Task to complete. Locate every line in the records below that contains the word "name", and copy each one.

Collected data entries.
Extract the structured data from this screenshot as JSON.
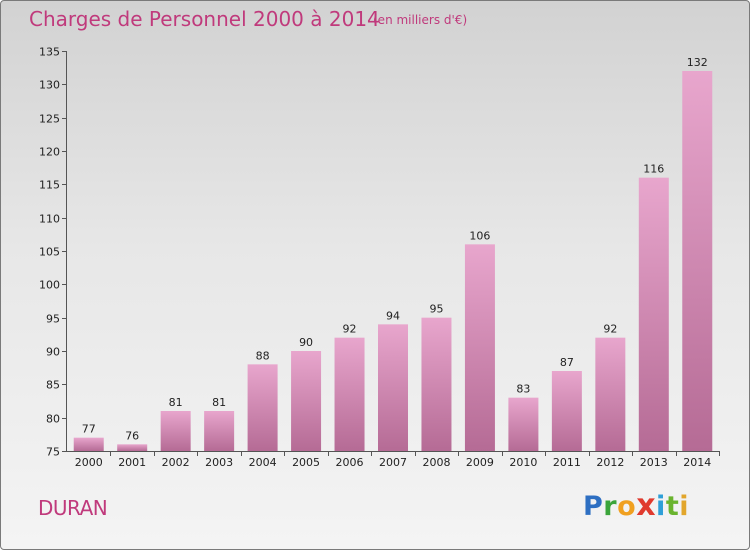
{
  "header": {
    "title": "Charges de Personnel 2000 à 2014",
    "subtitle": "(en milliers d'€)"
  },
  "footer": {
    "commune": "DURAN",
    "logo_letters": [
      "P",
      "r",
      "o",
      "x",
      "i",
      "t",
      "i"
    ]
  },
  "colors": {
    "title": "#c03a7c",
    "bar_top": "#e8a6cd",
    "bar_bottom": "#b56b95",
    "axis": "#555555"
  },
  "chart_data": {
    "type": "bar",
    "title": "Charges de Personnel 2000 à 2014",
    "subtitle": "(en milliers d'€)",
    "categories": [
      "2000",
      "2001",
      "2002",
      "2003",
      "2004",
      "2005",
      "2006",
      "2007",
      "2008",
      "2009",
      "2010",
      "2011",
      "2012",
      "2013",
      "2014"
    ],
    "values": [
      77,
      76,
      81,
      81,
      88,
      90,
      92,
      94,
      95,
      106,
      83,
      87,
      92,
      116,
      132
    ],
    "ylim": [
      75,
      135
    ],
    "yticks": [
      75,
      80,
      85,
      90,
      95,
      100,
      105,
      110,
      115,
      120,
      125,
      130,
      135
    ],
    "xlabel": "",
    "ylabel": "",
    "grid": false,
    "data_labels": true
  }
}
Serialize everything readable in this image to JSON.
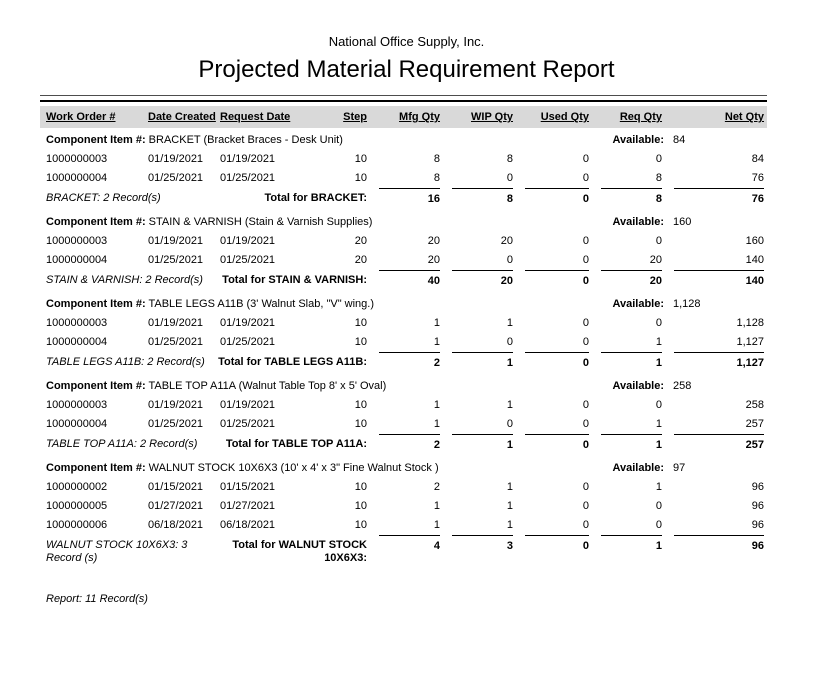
{
  "report": {
    "company": "National Office Supply, Inc.",
    "title": "Projected Material Requirement Report",
    "columns": [
      "Work Order #",
      "Date Created",
      "Request Date",
      "Step",
      "Mfg Qty",
      "WIP Qty",
      "Used Qty",
      "Req Qty",
      "Net Qty"
    ],
    "component_label": "Component Item #:",
    "available_label": "Available:",
    "groups": [
      {
        "name": "BRACKET",
        "description": "(Bracket Braces - Desk Unit)",
        "available": "84",
        "rows": [
          [
            "1000000003",
            "01/19/2021",
            "01/19/2021",
            "10",
            "8",
            "8",
            "0",
            "0",
            "84"
          ],
          [
            "1000000004",
            "01/25/2021",
            "01/25/2021",
            "10",
            "8",
            "0",
            "0",
            "8",
            "76"
          ]
        ],
        "count_label": "BRACKET: 2 Record(s)",
        "total_label": "Total for BRACKET:",
        "totals": [
          "16",
          "8",
          "0",
          "8",
          "76"
        ]
      },
      {
        "name": "STAIN & VARNISH",
        "description": "(Stain & Varnish Supplies)",
        "available": "160",
        "rows": [
          [
            "1000000003",
            "01/19/2021",
            "01/19/2021",
            "20",
            "20",
            "20",
            "0",
            "0",
            "160"
          ],
          [
            "1000000004",
            "01/25/2021",
            "01/25/2021",
            "20",
            "20",
            "0",
            "0",
            "20",
            "140"
          ]
        ],
        "count_label": "STAIN & VARNISH: 2 Record(s)",
        "total_label": "Total for STAIN & VARNISH:",
        "totals": [
          "40",
          "20",
          "0",
          "20",
          "140"
        ]
      },
      {
        "name": "TABLE LEGS A11B",
        "description": "(3' Walnut Slab, \"V\" wing.)",
        "available": "1,128",
        "rows": [
          [
            "1000000003",
            "01/19/2021",
            "01/19/2021",
            "10",
            "1",
            "1",
            "0",
            "0",
            "1,128"
          ],
          [
            "1000000004",
            "01/25/2021",
            "01/25/2021",
            "10",
            "1",
            "0",
            "0",
            "1",
            "1,127"
          ]
        ],
        "count_label": "TABLE LEGS A11B: 2 Record(s)",
        "total_label": "Total for TABLE LEGS A11B:",
        "totals": [
          "2",
          "1",
          "0",
          "1",
          "1,127"
        ]
      },
      {
        "name": "TABLE TOP A11A",
        "description": "(Walnut Table Top 8' x 5' Oval)",
        "available": "258",
        "rows": [
          [
            "1000000003",
            "01/19/2021",
            "01/19/2021",
            "10",
            "1",
            "1",
            "0",
            "0",
            "258"
          ],
          [
            "1000000004",
            "01/25/2021",
            "01/25/2021",
            "10",
            "1",
            "0",
            "0",
            "1",
            "257"
          ]
        ],
        "count_label": "TABLE TOP A11A: 2 Record(s)",
        "total_label": "Total for TABLE TOP A11A:",
        "totals": [
          "2",
          "1",
          "0",
          "1",
          "257"
        ]
      },
      {
        "name": "WALNUT STOCK 10X6X3",
        "description": "(10' x 4' x 3\" Fine Walnut Stock )",
        "available": "97",
        "rows": [
          [
            "1000000002",
            "01/15/2021",
            "01/15/2021",
            "10",
            "2",
            "1",
            "0",
            "1",
            "96"
          ],
          [
            "1000000005",
            "01/27/2021",
            "01/27/2021",
            "10",
            "1",
            "1",
            "0",
            "0",
            "96"
          ],
          [
            "1000000006",
            "06/18/2021",
            "06/18/2021",
            "10",
            "1",
            "1",
            "0",
            "0",
            "96"
          ]
        ],
        "count_label": "WALNUT STOCK 10X6X3: 3 Record (s)",
        "total_label": "Total for WALNUT STOCK 10X6X3:",
        "totals": [
          "4",
          "3",
          "0",
          "1",
          "96"
        ]
      }
    ],
    "footer": "Report: 11 Record(s)"
  }
}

Answer to the exercise.
        "name": "BRACKET",
        "name": "STAIN & VARNISH",
        "name": "TABLE LEGS A11B",
        "name": "TABLE TOP A11A",
        "name": "WALNUT STOCK 10X6X3",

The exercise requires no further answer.